■ **Written task**:
Records follow. Copy every line with "name".

[Stored data entries]

+--

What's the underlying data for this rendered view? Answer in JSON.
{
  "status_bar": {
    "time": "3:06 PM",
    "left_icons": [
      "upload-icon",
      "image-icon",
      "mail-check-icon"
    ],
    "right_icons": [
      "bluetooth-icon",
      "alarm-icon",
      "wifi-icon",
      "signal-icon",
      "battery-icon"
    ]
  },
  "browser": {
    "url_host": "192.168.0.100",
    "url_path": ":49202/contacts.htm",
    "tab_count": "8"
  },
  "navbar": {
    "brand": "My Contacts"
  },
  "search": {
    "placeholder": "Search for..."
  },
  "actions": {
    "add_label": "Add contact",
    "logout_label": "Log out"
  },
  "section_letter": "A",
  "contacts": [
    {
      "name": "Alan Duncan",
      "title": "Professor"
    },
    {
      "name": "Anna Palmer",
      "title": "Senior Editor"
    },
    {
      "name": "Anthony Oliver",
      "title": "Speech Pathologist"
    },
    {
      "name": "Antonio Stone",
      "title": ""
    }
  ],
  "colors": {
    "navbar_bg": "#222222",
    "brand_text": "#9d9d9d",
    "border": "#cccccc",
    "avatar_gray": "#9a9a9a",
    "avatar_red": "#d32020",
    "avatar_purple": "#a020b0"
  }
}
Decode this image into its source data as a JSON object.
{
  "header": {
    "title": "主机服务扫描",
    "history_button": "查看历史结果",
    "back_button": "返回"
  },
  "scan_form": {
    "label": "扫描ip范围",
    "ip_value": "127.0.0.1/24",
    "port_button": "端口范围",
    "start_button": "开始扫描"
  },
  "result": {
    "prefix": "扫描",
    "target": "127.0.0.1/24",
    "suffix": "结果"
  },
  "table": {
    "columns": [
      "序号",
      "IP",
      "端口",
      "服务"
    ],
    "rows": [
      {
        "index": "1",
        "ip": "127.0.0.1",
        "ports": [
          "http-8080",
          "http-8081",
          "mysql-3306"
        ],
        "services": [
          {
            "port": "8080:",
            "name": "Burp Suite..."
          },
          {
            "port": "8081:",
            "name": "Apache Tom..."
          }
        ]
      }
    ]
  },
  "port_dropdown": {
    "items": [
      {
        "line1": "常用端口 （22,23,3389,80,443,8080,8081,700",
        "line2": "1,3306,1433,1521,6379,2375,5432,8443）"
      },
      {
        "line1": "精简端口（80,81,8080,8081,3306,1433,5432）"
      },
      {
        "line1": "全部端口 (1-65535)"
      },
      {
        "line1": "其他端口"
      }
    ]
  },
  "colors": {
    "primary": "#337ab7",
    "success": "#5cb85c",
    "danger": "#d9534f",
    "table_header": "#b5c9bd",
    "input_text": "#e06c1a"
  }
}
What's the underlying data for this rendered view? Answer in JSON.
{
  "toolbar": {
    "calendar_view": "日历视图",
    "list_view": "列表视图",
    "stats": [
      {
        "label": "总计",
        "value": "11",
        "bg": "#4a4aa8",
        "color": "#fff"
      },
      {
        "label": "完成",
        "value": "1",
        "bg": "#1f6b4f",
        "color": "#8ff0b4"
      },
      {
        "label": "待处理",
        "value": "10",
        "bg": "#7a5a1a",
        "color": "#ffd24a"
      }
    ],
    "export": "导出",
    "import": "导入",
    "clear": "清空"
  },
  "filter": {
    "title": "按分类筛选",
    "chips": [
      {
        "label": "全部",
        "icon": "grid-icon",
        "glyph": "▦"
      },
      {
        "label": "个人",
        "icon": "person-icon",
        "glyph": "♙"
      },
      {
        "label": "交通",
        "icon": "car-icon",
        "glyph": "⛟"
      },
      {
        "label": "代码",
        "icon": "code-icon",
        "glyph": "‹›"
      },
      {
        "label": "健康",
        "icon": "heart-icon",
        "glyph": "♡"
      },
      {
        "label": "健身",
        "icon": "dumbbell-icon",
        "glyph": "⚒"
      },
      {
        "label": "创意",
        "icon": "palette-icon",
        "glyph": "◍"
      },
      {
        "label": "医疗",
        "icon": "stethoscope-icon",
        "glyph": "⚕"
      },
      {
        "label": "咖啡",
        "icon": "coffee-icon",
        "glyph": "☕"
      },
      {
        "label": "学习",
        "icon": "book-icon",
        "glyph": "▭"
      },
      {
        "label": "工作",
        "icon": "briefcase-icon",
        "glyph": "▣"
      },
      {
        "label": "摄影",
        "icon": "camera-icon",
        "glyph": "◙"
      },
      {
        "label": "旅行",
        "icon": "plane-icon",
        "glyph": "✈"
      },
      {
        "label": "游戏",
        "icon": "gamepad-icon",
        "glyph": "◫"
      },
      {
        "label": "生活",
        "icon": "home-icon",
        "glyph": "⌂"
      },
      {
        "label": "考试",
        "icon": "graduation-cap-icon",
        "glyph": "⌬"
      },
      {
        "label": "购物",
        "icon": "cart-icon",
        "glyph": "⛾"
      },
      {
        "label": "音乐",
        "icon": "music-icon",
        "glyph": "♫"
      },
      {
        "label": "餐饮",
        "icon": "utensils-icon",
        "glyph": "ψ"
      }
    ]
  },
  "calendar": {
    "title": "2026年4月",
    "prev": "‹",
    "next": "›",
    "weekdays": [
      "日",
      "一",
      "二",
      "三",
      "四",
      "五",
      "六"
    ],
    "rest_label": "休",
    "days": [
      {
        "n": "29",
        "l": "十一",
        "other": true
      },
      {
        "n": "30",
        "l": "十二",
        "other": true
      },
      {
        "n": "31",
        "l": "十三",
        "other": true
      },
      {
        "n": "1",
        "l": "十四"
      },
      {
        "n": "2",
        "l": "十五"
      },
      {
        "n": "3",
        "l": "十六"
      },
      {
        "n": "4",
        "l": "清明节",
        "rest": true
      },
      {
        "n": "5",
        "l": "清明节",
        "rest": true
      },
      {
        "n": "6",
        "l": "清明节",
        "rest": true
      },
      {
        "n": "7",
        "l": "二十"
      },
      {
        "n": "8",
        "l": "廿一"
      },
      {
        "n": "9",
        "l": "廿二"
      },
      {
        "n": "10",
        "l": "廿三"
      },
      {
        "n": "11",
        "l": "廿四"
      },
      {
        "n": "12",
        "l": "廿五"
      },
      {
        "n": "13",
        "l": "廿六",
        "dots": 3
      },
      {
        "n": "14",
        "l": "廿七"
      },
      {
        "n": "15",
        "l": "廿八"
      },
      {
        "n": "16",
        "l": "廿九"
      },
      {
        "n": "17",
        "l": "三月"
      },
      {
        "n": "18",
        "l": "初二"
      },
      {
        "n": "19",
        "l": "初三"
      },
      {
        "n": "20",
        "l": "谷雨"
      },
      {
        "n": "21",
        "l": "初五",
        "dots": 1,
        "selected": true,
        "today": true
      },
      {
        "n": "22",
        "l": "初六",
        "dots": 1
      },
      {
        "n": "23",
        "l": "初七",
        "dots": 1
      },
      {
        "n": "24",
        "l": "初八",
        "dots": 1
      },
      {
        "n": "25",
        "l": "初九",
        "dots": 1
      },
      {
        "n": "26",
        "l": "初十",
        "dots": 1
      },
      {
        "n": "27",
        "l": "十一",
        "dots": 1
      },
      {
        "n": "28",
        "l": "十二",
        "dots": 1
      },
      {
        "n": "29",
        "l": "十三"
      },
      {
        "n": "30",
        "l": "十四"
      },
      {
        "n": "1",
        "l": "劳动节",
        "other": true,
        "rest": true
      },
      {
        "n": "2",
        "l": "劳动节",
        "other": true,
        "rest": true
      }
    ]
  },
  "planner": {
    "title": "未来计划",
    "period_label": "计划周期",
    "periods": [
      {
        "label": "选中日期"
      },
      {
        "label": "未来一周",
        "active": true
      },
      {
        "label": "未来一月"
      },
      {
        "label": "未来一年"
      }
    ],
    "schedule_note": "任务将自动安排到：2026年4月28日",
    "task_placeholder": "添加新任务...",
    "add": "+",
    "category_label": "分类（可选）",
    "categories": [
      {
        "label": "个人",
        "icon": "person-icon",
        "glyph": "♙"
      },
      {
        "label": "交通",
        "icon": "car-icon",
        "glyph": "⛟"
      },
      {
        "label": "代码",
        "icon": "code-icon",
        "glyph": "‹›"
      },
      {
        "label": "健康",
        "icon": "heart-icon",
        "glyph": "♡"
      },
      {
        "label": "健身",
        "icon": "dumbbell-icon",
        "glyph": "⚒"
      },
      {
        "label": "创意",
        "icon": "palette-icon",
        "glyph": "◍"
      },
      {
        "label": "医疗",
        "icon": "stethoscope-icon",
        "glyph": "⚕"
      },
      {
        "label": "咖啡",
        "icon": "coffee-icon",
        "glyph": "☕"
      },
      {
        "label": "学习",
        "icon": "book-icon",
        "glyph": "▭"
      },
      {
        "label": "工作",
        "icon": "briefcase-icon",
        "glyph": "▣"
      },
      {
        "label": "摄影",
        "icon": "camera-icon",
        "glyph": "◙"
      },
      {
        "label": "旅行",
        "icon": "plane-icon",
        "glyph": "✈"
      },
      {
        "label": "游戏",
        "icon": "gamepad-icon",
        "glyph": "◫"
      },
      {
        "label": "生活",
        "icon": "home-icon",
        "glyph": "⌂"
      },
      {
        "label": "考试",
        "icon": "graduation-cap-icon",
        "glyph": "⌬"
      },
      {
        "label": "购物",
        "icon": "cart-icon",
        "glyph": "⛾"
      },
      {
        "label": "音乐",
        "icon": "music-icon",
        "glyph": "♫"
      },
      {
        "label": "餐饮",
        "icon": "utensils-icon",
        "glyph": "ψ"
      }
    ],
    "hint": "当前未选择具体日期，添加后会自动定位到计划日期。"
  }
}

+--

■ **Response to the task**:
      "name": "Alan Duncan",
      "name": "Anna Palmer",
      "name": "Anthony Oliver",
      "name": "Antonio Stone",
            "name": "Burp Suite..."
            "name": "Apache Tom..."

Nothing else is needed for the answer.